» EXERCISE BRIEF
Transcribe the listing in full, excluding any pictures.

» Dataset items
------------
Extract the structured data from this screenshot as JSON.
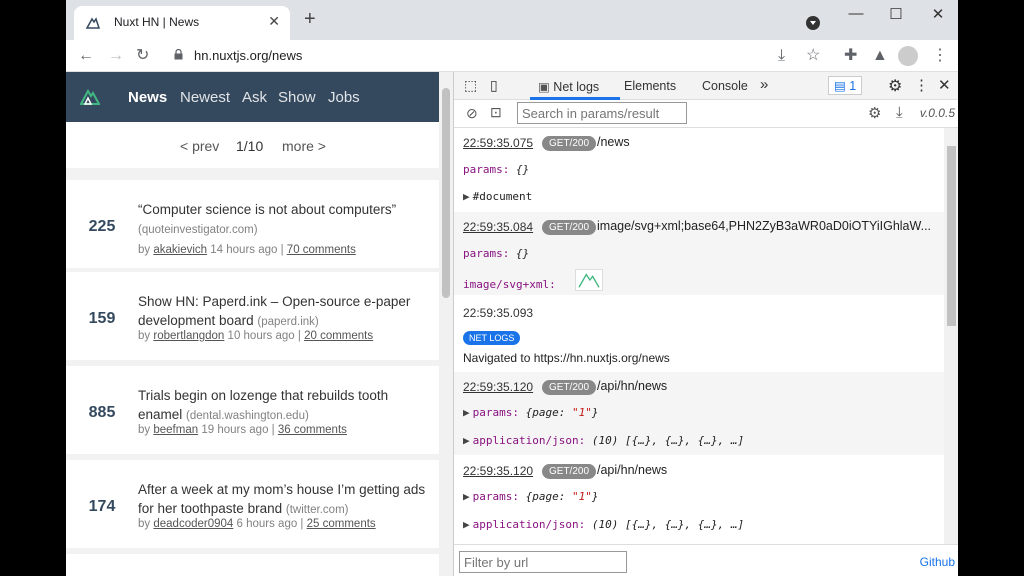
{
  "browser": {
    "tab_title": "Nuxt HN | News",
    "tab_close": "✕",
    "new_tab": "+",
    "url": "hn.nuxtjs.org/news",
    "window_controls": {
      "minimize": "—",
      "maximize": "☐",
      "close": "✕"
    }
  },
  "hn": {
    "nav": [
      "News",
      "Newest",
      "Ask",
      "Show",
      "Jobs"
    ],
    "pager": {
      "prev": "< prev",
      "page": "1/10",
      "more": "more >"
    },
    "items": [
      {
        "score": "225",
        "title": "“Computer science is not about computers”",
        "host": "(quoteinvestigator.com)",
        "by": "by",
        "user": "akakievich",
        "time": "14 hours ago |",
        "comments": "70 comments"
      },
      {
        "score": "159",
        "title": "Show HN: Paperd.ink – Open-source e-paper development board",
        "host": "(paperd.ink)",
        "by": "by",
        "user": "robertlangdon",
        "time": "10 hours ago |",
        "comments": "20 comments"
      },
      {
        "score": "885",
        "title": "Trials begin on lozenge that rebuilds tooth enamel",
        "host": "(dental.washington.edu)",
        "by": "by",
        "user": "beefman",
        "time": "19 hours ago |",
        "comments": "36 comments"
      },
      {
        "score": "174",
        "title": "After a week at my mom’s house I’m getting ads for her toothpaste brand",
        "host": "(twitter.com)",
        "by": "by",
        "user": "deadcoder0904",
        "time": "6 hours ago |",
        "comments": "25 comments"
      }
    ]
  },
  "devtools": {
    "tabs": {
      "netlogs": "Net logs",
      "elements": "Elements",
      "console": "Console",
      "more": "»"
    },
    "issues_count": "1",
    "search_placeholder": "Search in params/result",
    "version": "v.0.0.5",
    "filter_placeholder": "Filter by url",
    "github": "Github",
    "entries": [
      {
        "ts": "22:59:35.075",
        "badge": "GET/200",
        "path": "/news",
        "params_key": "params:",
        "params_val": "{}",
        "doc": "#document"
      },
      {
        "ts": "22:59:35.084",
        "badge": "GET/200",
        "path": "image/svg+xml;base64,PHN2ZyB3aWR0aD0iOTYiIGhlaW...",
        "params_key": "params:",
        "params_val": "{}",
        "mime": "image/svg+xml:"
      },
      {
        "ts": "22:59:35.093",
        "badge": "NET LOGS",
        "text": "Navigated to https://hn.nuxtjs.org/news"
      },
      {
        "ts": "22:59:35.120",
        "badge": "GET/200",
        "path": "/api/hn/news",
        "params_key": "params:",
        "params_open": "{page:",
        "params_str": "\"1\"",
        "params_close": "}",
        "json_key": "application/json:",
        "json_val": "(10) [{…}, {…}, {…}, …]"
      },
      {
        "ts": "22:59:35.120",
        "badge": "GET/200",
        "path": "/api/hn/news",
        "params_key": "params:",
        "params_open": "{page:",
        "params_str": "\"1\"",
        "params_close": "}",
        "json_key": "application/json:",
        "json_val": "(10) [{…}, {…}, {…}, …]"
      }
    ]
  }
}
------------
» ANSWER IN FULL
Extract the structured data from this screenshot as JSON.
{
  "browser": {
    "tab_title": "Nuxt HN | News",
    "tab_close": "✕",
    "new_tab": "+",
    "url": "hn.nuxtjs.org/news",
    "window_controls": {
      "minimize": "—",
      "maximize": "☐",
      "close": "✕"
    }
  },
  "hn": {
    "nav": [
      "News",
      "Newest",
      "Ask",
      "Show",
      "Jobs"
    ],
    "pager": {
      "prev": "< prev",
      "page": "1/10",
      "more": "more >"
    },
    "items": [
      {
        "score": "225",
        "title": "“Computer science is not about computers”",
        "host": "(quoteinvestigator.com)",
        "by": "by",
        "user": "akakievich",
        "time": "14 hours ago |",
        "comments": "70 comments"
      },
      {
        "score": "159",
        "title": "Show HN: Paperd.ink – Open-source e-paper development board",
        "host": "(paperd.ink)",
        "by": "by",
        "user": "robertlangdon",
        "time": "10 hours ago |",
        "comments": "20 comments"
      },
      {
        "score": "885",
        "title": "Trials begin on lozenge that rebuilds tooth enamel",
        "host": "(dental.washington.edu)",
        "by": "by",
        "user": "beefman",
        "time": "19 hours ago |",
        "comments": "36 comments"
      },
      {
        "score": "174",
        "title": "After a week at my mom’s house I’m getting ads for her toothpaste brand",
        "host": "(twitter.com)",
        "by": "by",
        "user": "deadcoder0904",
        "time": "6 hours ago |",
        "comments": "25 comments"
      }
    ]
  },
  "devtools": {
    "tabs": {
      "netlogs": "Net logs",
      "elements": "Elements",
      "console": "Console",
      "more": "»"
    },
    "issues_count": "1",
    "search_placeholder": "Search in params/result",
    "version": "v.0.0.5",
    "filter_placeholder": "Filter by url",
    "github": "Github",
    "entries": [
      {
        "ts": "22:59:35.075",
        "badge": "GET/200",
        "path": "/news",
        "params_key": "params:",
        "params_val": "{}",
        "doc": "#document"
      },
      {
        "ts": "22:59:35.084",
        "badge": "GET/200",
        "path": "image/svg+xml;base64,PHN2ZyB3aWR0aD0iOTYiIGhlaW...",
        "params_key": "params:",
        "params_val": "{}",
        "mime": "image/svg+xml:"
      },
      {
        "ts": "22:59:35.093",
        "badge": "NET LOGS",
        "text": "Navigated to https://hn.nuxtjs.org/news"
      },
      {
        "ts": "22:59:35.120",
        "badge": "GET/200",
        "path": "/api/hn/news",
        "params_key": "params:",
        "params_open": "{page:",
        "params_str": "\"1\"",
        "params_close": "}",
        "json_key": "application/json:",
        "json_val": "(10) [{…}, {…}, {…}, …]"
      },
      {
        "ts": "22:59:35.120",
        "badge": "GET/200",
        "path": "/api/hn/news",
        "params_key": "params:",
        "params_open": "{page:",
        "params_str": "\"1\"",
        "params_close": "}",
        "json_key": "application/json:",
        "json_val": "(10) [{…}, {…}, {…}, …]"
      }
    ]
  }
}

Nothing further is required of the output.